HOW TO COMPLETE THIS TASK -
Where a line below includes the word "Covid", copy that line.

======== DATASET RECORDS ========

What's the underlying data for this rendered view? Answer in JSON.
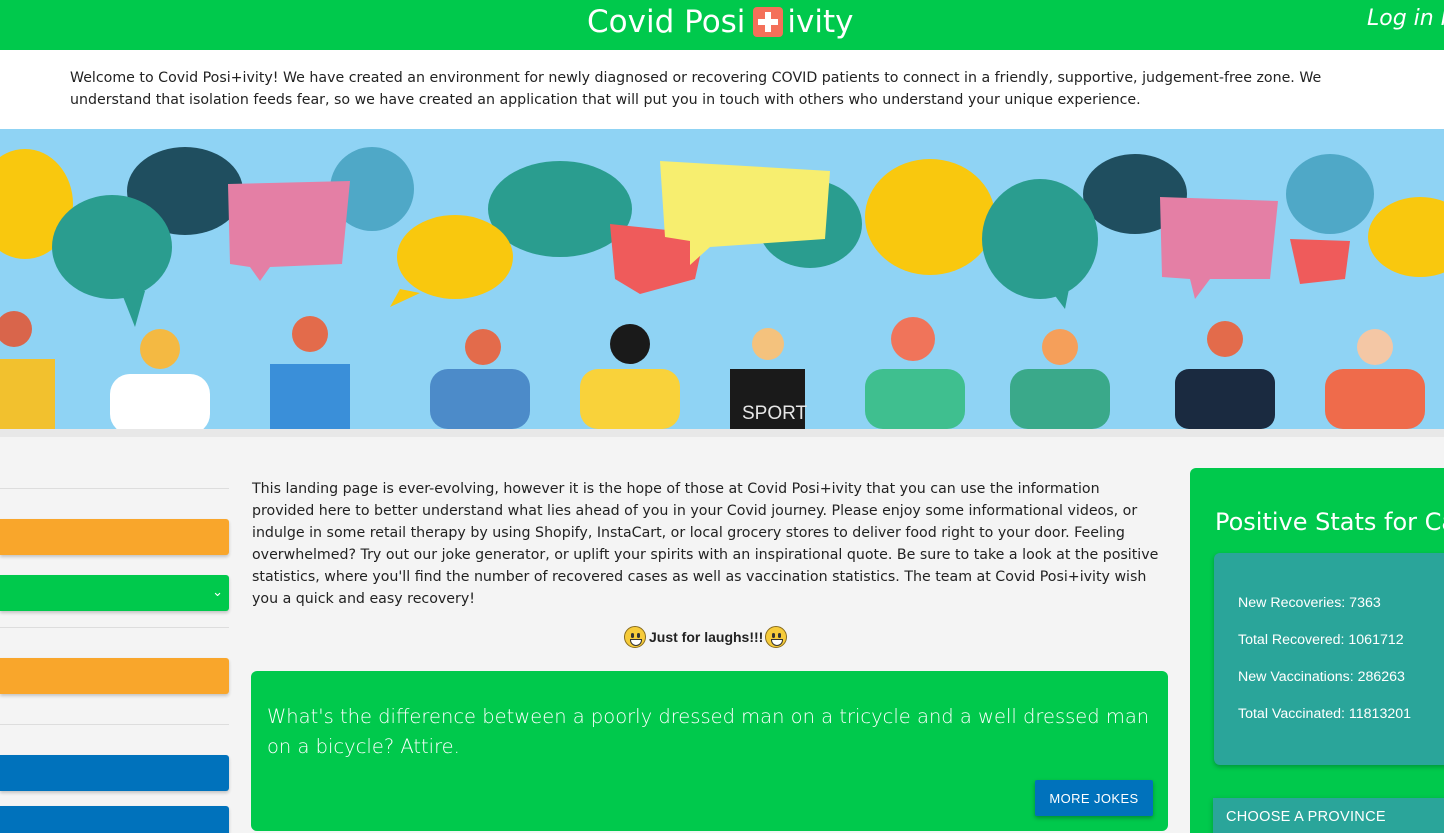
{
  "header": {
    "brand_left": "Covid Posi",
    "brand_right": "ivity",
    "login": "Log in P"
  },
  "welcome_text": "Welcome to Covid Posi+ivity! We have created an environment for newly diagnosed or recovering COVID patients to connect in a friendly, supportive, judgement-free zone. We understand that isolation feeds fear, so we have created an application that will put you in touch with others who understand your unique experience.",
  "hero": {
    "shirt_text": "SPORT"
  },
  "intro_text": "This landing page is ever-evolving, however it is the hope of those at Covid Posi+ivity that you can use the information provided here to better understand what lies ahead of you in your Covid journey. Please enjoy some informational videos, or indulge in some retail therapy by using Shopify, InstaCart, or local grocery stores to deliver food right to your door. Feeling overwhelmed? Try out our joke generator, or uplift your spirits with an inspirational quote. Be sure to take a look at the positive statistics, where you'll find the number of recovered cases as well as vaccination statistics. The team at Covid Posi+ivity wish you a quick and easy recovery!",
  "laughs_label": "Just for laughs!!!",
  "joke": {
    "text": "What's the difference between a poorly dressed man on a tricycle and a well dressed man on a bicycle? Attire.",
    "button": "MORE JOKES"
  },
  "stats": {
    "title": "Positive Stats for Cana",
    "items": [
      "New Recoveries: 7363",
      "Total Recovered: 1061712",
      "New Vaccinations: 286263",
      "Total Vaccinated: 11813201"
    ],
    "province_button": "CHOOSE A PROVINCE"
  },
  "colors": {
    "brand_green": "#00c94c",
    "teal": "#2aa59a",
    "orange": "#f9a62b",
    "blue": "#0072bc"
  },
  "icons": [
    "plus-cross-icon",
    "grinning-face-emoji-icon",
    "chevron-down-icon"
  ]
}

========

RESULT FOR THIS EXERCISE -
    "brand_left": "Covid Posi",
  "welcome_text": "Welcome to Covid Posi+ivity! We have created an environment for newly diagnosed or recovering COVID patients to connect in a friendly, supportive, judgement-free zone. We understand that isolation feeds fear, so we have created an application that will put you in touch with others who understand your unique experience.",
  "intro_text": "This landing page is ever-evolving, however it is the hope of those at Covid Posi+ivity that you can use the information provided here to better understand what lies ahead of you in your Covid journey. Please enjoy some informational videos, or indulge in some retail therapy by using Shopify, InstaCart, or local grocery stores to deliver food right to your door. Feeling overwhelmed? Try out our joke generator, or uplift your spirits with an inspirational quote. Be sure to take a look at the positive statistics, where you'll find the number of recovered cases as well as vaccination statistics. The team at Covid Posi+ivity wish you a quick and easy recovery!",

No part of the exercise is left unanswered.